Start of Records shown

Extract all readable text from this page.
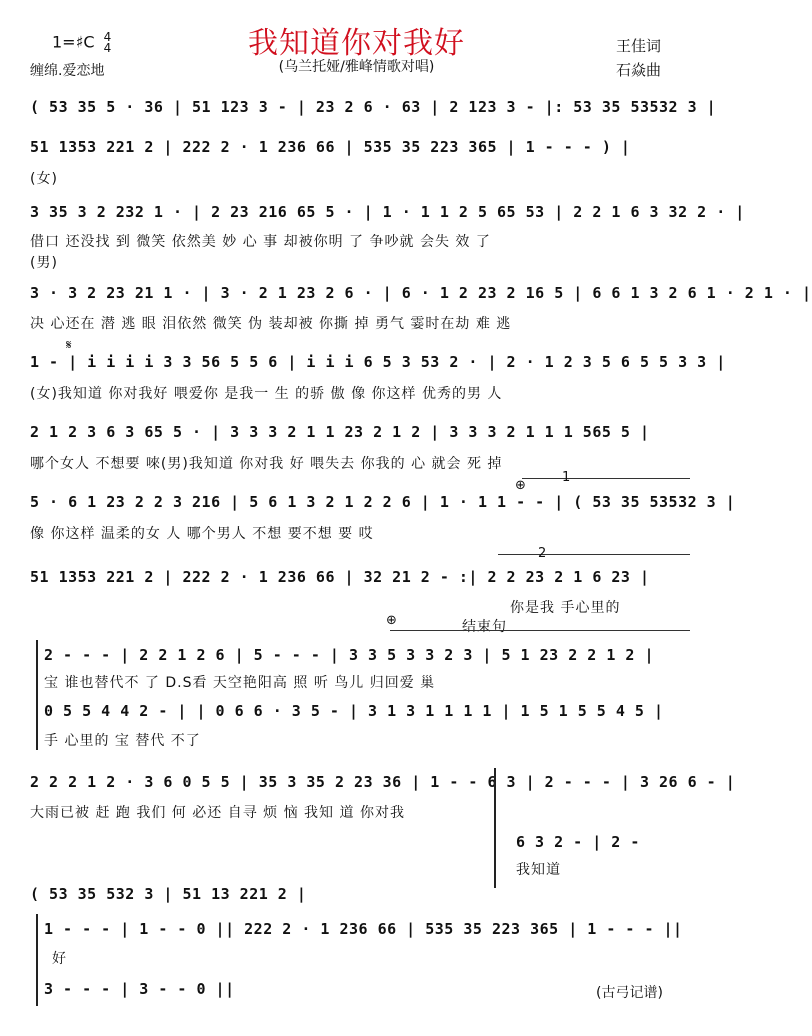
1=♯C 4
4
缠绵.爱恋地
我知道你对我好
(乌兰托娅/雅峰情歌对唱)
王佳词
石焱曲
( 53 35 5 · 36 | 51 123 3 - | 23 2 6 · 63 | 2 123 3 - |: 53 35 53532 3 |
51 1353 221 2 | 222 2 · 1 236 66 | 535 35 223 365 | 1 - - - ) |
(女)
3 35 3 2 232 1 · | 2 23 216 65 5 · | 1 · 1 1 2 5 65 53 | 2 2 1 6 3 32 2 · |
借口 还没找 到 微笑 依然美 妙 心 事 却被你明 了 争吵就 会失 效 了
(男)
3 · 3 2 23 21 1 · | 3 · 2 1 23 2 6 · | 6 · 1 2 23 2 16 5 | 6 6 1 3 2 6 1 · 2 1 · |
决 心还在 潜 逃 眼 泪依然 微笑 伪 装却被 你撕 掉 勇气 霎时在劫 难 逃
1 - | i i i i 3 3 56 5 5 6 | i i i 6 5 3 53 2 · | 2 · 1 2 3 5 6 5 5 3 3 |
(女)我知道 你对我好 喂爱你 是我一 生 的骄 傲 像 你这样 优秀的男 人
2 1 2 3 6 3 65 5 · | 3 3 3 2 1 1 23 2 1 2 | 3 3 3 2 1 1 1 565 5 |
哪个女人 不想要 唻(男)我知道 你对我 好 喂失去 你我的 心 就会 死 掉
5 · 6 1 23 2 2 3 216 | 5 6 1 3 2 1 2 2 6 | 1 · 1 1 - - | ( 53 35 53532 3 |
像 你这样 温柔的女 人 哪个男人 不想 要不想 要 哎
51 1353 221 2 | 222 2 · 1 236 66 | 32 21 2 - :| 2 2 23 2 1 6 23 |
你是我 手心里的
结束句
2 - - - | 2 2 1 2 6 | 5 - - - | 3 3 5 3 3 2 3 | 5 1 23 2 2 1 2 |
宝 谁也替代不 了 D.S看 天空艳阳高 照 听 鸟儿 归回爱 巢
0 5 5 4 4 2 - | | 0 6 6 · 3 5 - | 3 1 3 1 1 1 1 | 1 5 1 5 5 4 5 |
手 心里的 宝 替代 不了
2 2 2 1 2 · 3 6 0 5 5 | 35 3 35 2 23 36 | 1 - - 6 3 | 2 - - - | 3 26 6 - |
大雨已被 赶 跑 我们 何 必还 自寻 烦 恼 我知 道 你对我
6 3 2 - | 2 -
我知道
( 53 35 532 3 | 51 13 221 2 |
1 - - - | 1 - - 0 || 222 2 · 1 236 66 | 535 35 223 365 | 1 - - - ||
好
3 - - - | 3 - - 0 ||
𝄋
⊕
⊕
1
2
(古弓记谱)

End of Records shown

» **Stated problem**
Leave out the pictures and give the listing above again exactly.

» **Written solution**
Extract all readable text from this page.
1=♯C 4
4
缠绵.爱恋地
我知道你对我好
(乌兰托娅/雅峰情歌对唱)
王佳词
石焱曲
( 53 35 5 · 36 | 51 123 3 - | 23 2 6 · 63 | 2 123 3 - |: 53 35 53532 3 |
51 1353 221 2 | 222 2 · 1 236 66 | 535 35 223 365 | 1 - - - ) |
(女)
3 35 3 2 232 1 · | 2 23 216 65 5 · | 1 · 1 1 2 5 65 53 | 2 2 1 6 3 32 2 · |
借口 还没找 到 微笑 依然美 妙 心 事 却被你明 了 争吵就 会失 效 了
(男)
3 · 3 2 23 21 1 · | 3 · 2 1 23 2 6 · | 6 · 1 2 23 2 16 5 | 6 6 1 3 2 6 1 · 2 1 · |
决 心还在 潜 逃 眼 泪依然 微笑 伪 装却被 你撕 掉 勇气 霎时在劫 难 逃
1 - | i i i i 3 3 56 5 5 6 | i i i 6 5 3 53 2 · | 2 · 1 2 3 5 6 5 5 3 3 |
(女)我知道 你对我好 喂爱你 是我一 生 的骄 傲 像 你这样 优秀的男 人
2 1 2 3 6 3 65 5 · | 3 3 3 2 1 1 23 2 1 2 | 3 3 3 2 1 1 1 565 5 |
哪个女人 不想要 唻(男)我知道 你对我 好 喂失去 你我的 心 就会 死 掉
5 · 6 1 23 2 2 3 216 | 5 6 1 3 2 1 2 2 6 | 1 · 1 1 - - | ( 53 35 53532 3 |
像 你这样 温柔的女 人 哪个男人 不想 要不想 要 哎
51 1353 221 2 | 222 2 · 1 236 66 | 32 21 2 - :| 2 2 23 2 1 6 23 |
你是我 手心里的
结束句
2 - - - | 2 2 1 2 6 | 5 - - - | 3 3 5 3 3 2 3 | 5 1 23 2 2 1 2 |
宝 谁也替代不 了 D.S看 天空艳阳高 照 听 鸟儿 归回爱 巢
0 5 5 4 4 2 - | | 0 6 6 · 3 5 - | 3 1 3 1 1 1 1 | 1 5 1 5 5 4 5 |
手 心里的 宝 替代 不了
2 2 2 1 2 · 3 6 0 5 5 | 35 3 35 2 23 36 | 1 - - 6 3 | 2 - - - | 3 26 6 - |
大雨已被 赶 跑 我们 何 必还 自寻 烦 恼 我知 道 你对我
6 3 2 - | 2 -
我知道
( 53 35 532 3 | 51 13 221 2 |
1 - - - | 1 - - 0 || 222 2 · 1 236 66 | 535 35 223 365 | 1 - - - ||
好
3 - - - | 3 - - 0 ||
𝄋
⊕
⊕
1
2
(古弓记谱)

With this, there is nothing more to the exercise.